++++ SUPPLIED RECORDS

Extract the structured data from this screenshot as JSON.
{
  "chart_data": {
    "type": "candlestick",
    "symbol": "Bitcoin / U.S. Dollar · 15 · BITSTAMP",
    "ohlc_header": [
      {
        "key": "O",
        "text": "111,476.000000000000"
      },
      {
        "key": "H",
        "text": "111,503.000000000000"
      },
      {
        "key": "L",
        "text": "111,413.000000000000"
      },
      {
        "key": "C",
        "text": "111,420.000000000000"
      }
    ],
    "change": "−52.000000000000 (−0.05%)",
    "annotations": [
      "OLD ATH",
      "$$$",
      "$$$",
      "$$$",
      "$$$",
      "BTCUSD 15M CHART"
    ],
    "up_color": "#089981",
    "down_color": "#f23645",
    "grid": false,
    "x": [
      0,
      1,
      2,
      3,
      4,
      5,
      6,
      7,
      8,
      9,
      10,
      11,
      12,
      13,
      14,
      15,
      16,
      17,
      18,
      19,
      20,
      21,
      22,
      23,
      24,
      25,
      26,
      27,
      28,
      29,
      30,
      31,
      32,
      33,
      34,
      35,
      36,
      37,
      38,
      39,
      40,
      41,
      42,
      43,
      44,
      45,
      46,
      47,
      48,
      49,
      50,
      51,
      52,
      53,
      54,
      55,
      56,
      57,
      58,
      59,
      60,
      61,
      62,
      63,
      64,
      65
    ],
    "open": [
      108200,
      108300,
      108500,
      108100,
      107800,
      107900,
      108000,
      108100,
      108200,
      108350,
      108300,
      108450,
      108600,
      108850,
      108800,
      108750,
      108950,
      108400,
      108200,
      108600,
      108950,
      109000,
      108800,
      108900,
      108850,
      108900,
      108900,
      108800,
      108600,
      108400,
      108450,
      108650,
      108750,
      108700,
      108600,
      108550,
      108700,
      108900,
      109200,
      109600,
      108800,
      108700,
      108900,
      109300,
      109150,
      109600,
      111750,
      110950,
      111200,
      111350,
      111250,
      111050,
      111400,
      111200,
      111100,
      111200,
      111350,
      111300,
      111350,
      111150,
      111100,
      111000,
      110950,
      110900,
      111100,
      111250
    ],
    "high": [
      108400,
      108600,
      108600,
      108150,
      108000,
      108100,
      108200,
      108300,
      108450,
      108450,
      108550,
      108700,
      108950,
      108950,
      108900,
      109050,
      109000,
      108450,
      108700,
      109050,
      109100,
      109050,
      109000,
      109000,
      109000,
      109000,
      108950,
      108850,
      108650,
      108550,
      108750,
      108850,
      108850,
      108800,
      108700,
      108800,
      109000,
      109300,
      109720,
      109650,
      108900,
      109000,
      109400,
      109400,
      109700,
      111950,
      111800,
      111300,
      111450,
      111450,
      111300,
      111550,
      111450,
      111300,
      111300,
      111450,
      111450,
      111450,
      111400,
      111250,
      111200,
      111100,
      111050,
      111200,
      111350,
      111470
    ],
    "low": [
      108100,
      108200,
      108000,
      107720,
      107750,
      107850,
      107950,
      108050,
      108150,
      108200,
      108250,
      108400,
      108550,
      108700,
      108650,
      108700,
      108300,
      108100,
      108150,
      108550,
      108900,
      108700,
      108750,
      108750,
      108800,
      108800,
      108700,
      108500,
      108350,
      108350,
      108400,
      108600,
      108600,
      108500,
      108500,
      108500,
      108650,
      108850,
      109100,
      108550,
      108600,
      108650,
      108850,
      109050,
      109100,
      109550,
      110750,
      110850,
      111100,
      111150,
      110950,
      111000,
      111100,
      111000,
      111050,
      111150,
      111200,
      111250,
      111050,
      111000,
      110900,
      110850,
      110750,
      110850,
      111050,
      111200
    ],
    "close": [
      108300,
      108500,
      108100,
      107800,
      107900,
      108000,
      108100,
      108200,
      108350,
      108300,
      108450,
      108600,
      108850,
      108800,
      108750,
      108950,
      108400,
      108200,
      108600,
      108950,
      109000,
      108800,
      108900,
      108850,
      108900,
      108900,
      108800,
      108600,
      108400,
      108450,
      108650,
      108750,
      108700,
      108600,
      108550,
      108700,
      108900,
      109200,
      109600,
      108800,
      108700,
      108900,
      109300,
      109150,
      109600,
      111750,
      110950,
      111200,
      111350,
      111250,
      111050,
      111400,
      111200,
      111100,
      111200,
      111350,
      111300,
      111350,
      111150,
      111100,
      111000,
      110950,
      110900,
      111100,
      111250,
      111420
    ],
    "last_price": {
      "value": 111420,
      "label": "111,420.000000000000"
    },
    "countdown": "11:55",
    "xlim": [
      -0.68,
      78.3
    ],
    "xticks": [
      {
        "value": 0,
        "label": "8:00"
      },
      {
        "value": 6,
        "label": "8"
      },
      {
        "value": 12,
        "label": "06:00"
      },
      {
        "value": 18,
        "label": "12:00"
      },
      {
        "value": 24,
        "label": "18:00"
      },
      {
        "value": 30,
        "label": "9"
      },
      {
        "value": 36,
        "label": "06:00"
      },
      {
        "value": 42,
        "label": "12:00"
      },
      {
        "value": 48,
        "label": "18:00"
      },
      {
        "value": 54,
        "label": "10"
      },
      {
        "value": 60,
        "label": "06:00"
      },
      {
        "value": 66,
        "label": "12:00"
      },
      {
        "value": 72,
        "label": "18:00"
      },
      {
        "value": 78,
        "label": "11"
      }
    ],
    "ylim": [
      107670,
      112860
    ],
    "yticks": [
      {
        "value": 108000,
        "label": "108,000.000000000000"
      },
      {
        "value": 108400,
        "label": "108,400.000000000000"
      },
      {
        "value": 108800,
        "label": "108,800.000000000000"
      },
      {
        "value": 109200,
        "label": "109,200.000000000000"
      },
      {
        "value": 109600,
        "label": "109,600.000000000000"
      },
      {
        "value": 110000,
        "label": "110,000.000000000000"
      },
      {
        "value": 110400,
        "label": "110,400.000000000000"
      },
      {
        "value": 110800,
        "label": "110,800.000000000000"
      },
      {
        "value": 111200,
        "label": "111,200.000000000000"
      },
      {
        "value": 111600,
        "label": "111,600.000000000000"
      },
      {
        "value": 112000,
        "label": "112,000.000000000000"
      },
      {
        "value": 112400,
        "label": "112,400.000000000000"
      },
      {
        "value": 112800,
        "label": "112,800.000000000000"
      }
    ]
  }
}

++++++++

◆ **TASK DESCRIPTION**
What is the number of lines in the listing that contain the string "text"? Reply with that number alone.

◆ **THE OUTPUT**
4